§ **REQUEST**: Write out every entry exactly as it appears.
## Begin
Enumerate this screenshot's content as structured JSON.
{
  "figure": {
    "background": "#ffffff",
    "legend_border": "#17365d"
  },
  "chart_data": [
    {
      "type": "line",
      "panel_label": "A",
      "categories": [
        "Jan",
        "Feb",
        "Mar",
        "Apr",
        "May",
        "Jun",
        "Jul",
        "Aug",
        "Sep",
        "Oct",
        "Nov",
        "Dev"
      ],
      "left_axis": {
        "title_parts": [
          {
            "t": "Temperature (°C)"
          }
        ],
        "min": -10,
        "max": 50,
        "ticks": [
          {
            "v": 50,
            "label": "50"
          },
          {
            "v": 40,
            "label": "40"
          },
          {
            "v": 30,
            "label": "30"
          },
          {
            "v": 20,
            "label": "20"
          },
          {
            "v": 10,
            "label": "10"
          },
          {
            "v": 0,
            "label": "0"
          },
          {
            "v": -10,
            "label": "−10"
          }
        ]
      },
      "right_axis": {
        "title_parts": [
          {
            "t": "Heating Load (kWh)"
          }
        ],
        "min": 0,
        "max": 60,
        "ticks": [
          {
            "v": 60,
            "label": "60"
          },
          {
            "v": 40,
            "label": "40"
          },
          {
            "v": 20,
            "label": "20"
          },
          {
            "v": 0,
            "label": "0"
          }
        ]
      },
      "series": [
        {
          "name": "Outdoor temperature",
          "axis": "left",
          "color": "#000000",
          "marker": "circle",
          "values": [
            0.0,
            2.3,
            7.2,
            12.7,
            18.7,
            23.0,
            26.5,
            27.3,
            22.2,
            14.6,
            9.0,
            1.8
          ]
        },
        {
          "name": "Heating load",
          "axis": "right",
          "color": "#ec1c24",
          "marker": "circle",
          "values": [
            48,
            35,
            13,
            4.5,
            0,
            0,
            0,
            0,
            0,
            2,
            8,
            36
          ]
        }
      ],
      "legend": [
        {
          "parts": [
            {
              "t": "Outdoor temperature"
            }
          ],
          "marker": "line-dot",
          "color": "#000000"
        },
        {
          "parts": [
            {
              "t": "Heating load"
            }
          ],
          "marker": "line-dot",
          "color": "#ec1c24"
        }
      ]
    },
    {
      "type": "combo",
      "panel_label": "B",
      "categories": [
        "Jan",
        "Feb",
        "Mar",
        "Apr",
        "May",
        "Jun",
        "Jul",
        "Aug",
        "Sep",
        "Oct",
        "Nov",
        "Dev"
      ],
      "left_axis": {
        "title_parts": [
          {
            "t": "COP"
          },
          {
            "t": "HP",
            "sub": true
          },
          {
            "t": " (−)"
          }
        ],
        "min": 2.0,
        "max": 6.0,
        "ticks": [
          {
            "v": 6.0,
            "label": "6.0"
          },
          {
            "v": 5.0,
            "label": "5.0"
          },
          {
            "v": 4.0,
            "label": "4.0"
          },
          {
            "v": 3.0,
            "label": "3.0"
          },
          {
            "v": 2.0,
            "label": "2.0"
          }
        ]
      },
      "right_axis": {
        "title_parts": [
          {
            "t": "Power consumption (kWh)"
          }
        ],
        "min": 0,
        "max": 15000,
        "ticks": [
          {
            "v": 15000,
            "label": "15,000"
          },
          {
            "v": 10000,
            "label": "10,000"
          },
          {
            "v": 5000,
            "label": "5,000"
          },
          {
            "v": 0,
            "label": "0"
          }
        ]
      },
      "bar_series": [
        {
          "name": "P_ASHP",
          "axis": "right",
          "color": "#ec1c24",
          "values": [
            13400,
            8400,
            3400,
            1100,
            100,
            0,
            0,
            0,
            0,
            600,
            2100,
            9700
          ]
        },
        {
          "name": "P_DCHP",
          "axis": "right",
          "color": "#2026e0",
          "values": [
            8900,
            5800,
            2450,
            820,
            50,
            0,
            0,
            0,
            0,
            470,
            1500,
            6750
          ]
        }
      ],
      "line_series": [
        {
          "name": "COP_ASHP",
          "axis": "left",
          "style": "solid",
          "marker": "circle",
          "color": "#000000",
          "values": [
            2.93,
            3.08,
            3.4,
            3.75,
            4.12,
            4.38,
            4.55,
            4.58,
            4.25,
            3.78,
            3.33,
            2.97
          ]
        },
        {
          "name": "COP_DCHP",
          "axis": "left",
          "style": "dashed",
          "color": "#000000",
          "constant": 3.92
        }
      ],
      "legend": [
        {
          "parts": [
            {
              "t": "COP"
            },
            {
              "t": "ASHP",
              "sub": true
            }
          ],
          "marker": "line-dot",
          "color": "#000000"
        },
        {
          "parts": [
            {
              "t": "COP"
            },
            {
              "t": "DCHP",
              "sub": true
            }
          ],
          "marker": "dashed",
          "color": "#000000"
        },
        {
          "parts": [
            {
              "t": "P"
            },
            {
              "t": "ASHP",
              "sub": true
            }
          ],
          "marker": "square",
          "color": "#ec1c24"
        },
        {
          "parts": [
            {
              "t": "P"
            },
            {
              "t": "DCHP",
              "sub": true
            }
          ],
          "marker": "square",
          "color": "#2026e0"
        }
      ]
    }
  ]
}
## End
§ **EXERCISE SOLUTION**:
Enumerate this screenshot's content as structured JSON.
{
  "figure": {
    "background": "#ffffff",
    "legend_border": "#17365d"
  },
  "chart_data": [
    {
      "type": "line",
      "panel_label": "A",
      "categories": [
        "Jan",
        "Feb",
        "Mar",
        "Apr",
        "May",
        "Jun",
        "Jul",
        "Aug",
        "Sep",
        "Oct",
        "Nov",
        "Dev"
      ],
      "left_axis": {
        "title_parts": [
          {
            "t": "Temperature (°C)"
          }
        ],
        "min": -10,
        "max": 50,
        "ticks": [
          {
            "v": 50,
            "label": "50"
          },
          {
            "v": 40,
            "label": "40"
          },
          {
            "v": 30,
            "label": "30"
          },
          {
            "v": 20,
            "label": "20"
          },
          {
            "v": 10,
            "label": "10"
          },
          {
            "v": 0,
            "label": "0"
          },
          {
            "v": -10,
            "label": "−10"
          }
        ]
      },
      "right_axis": {
        "title_parts": [
          {
            "t": "Heating Load (kWh)"
          }
        ],
        "min": 0,
        "max": 60,
        "ticks": [
          {
            "v": 60,
            "label": "60"
          },
          {
            "v": 40,
            "label": "40"
          },
          {
            "v": 20,
            "label": "20"
          },
          {
            "v": 0,
            "label": "0"
          }
        ]
      },
      "series": [
        {
          "name": "Outdoor temperature",
          "axis": "left",
          "color": "#000000",
          "marker": "circle",
          "values": [
            0.0,
            2.3,
            7.2,
            12.7,
            18.7,
            23.0,
            26.5,
            27.3,
            22.2,
            14.6,
            9.0,
            1.8
          ]
        },
        {
          "name": "Heating load",
          "axis": "right",
          "color": "#ec1c24",
          "marker": "circle",
          "values": [
            48,
            35,
            13,
            4.5,
            0,
            0,
            0,
            0,
            0,
            2,
            8,
            36
          ]
        }
      ],
      "legend": [
        {
          "parts": [
            {
              "t": "Outdoor temperature"
            }
          ],
          "marker": "line-dot",
          "color": "#000000"
        },
        {
          "parts": [
            {
              "t": "Heating load"
            }
          ],
          "marker": "line-dot",
          "color": "#ec1c24"
        }
      ]
    },
    {
      "type": "combo",
      "panel_label": "B",
      "categories": [
        "Jan",
        "Feb",
        "Mar",
        "Apr",
        "May",
        "Jun",
        "Jul",
        "Aug",
        "Sep",
        "Oct",
        "Nov",
        "Dev"
      ],
      "left_axis": {
        "title_parts": [
          {
            "t": "COP"
          },
          {
            "t": "HP",
            "sub": true
          },
          {
            "t": " (−)"
          }
        ],
        "min": 2.0,
        "max": 6.0,
        "ticks": [
          {
            "v": 6.0,
            "label": "6.0"
          },
          {
            "v": 5.0,
            "label": "5.0"
          },
          {
            "v": 4.0,
            "label": "4.0"
          },
          {
            "v": 3.0,
            "label": "3.0"
          },
          {
            "v": 2.0,
            "label": "2.0"
          }
        ]
      },
      "right_axis": {
        "title_parts": [
          {
            "t": "Power consumption (kWh)"
          }
        ],
        "min": 0,
        "max": 15000,
        "ticks": [
          {
            "v": 15000,
            "label": "15,000"
          },
          {
            "v": 10000,
            "label": "10,000"
          },
          {
            "v": 5000,
            "label": "5,000"
          },
          {
            "v": 0,
            "label": "0"
          }
        ]
      },
      "bar_series": [
        {
          "name": "P_ASHP",
          "axis": "right",
          "color": "#ec1c24",
          "values": [
            13400,
            8400,
            3400,
            1100,
            100,
            0,
            0,
            0,
            0,
            600,
            2100,
            9700
          ]
        },
        {
          "name": "P_DCHP",
          "axis": "right",
          "color": "#2026e0",
          "values": [
            8900,
            5800,
            2450,
            820,
            50,
            0,
            0,
            0,
            0,
            470,
            1500,
            6750
          ]
        }
      ],
      "line_series": [
        {
          "name": "COP_ASHP",
          "axis": "left",
          "style": "solid",
          "marker": "circle",
          "color": "#000000",
          "values": [
            2.93,
            3.08,
            3.4,
            3.75,
            4.12,
            4.38,
            4.55,
            4.58,
            4.25,
            3.78,
            3.33,
            2.97
          ]
        },
        {
          "name": "COP_DCHP",
          "axis": "left",
          "style": "dashed",
          "color": "#000000",
          "constant": 3.92
        }
      ],
      "legend": [
        {
          "parts": [
            {
              "t": "COP"
            },
            {
              "t": "ASHP",
              "sub": true
            }
          ],
          "marker": "line-dot",
          "color": "#000000"
        },
        {
          "parts": [
            {
              "t": "COP"
            },
            {
              "t": "DCHP",
              "sub": true
            }
          ],
          "marker": "dashed",
          "color": "#000000"
        },
        {
          "parts": [
            {
              "t": "P"
            },
            {
              "t": "ASHP",
              "sub": true
            }
          ],
          "marker": "square",
          "color": "#ec1c24"
        },
        {
          "parts": [
            {
              "t": "P"
            },
            {
              "t": "DCHP",
              "sub": true
            }
          ],
          "marker": "square",
          "color": "#2026e0"
        }
      ]
    }
  ]
}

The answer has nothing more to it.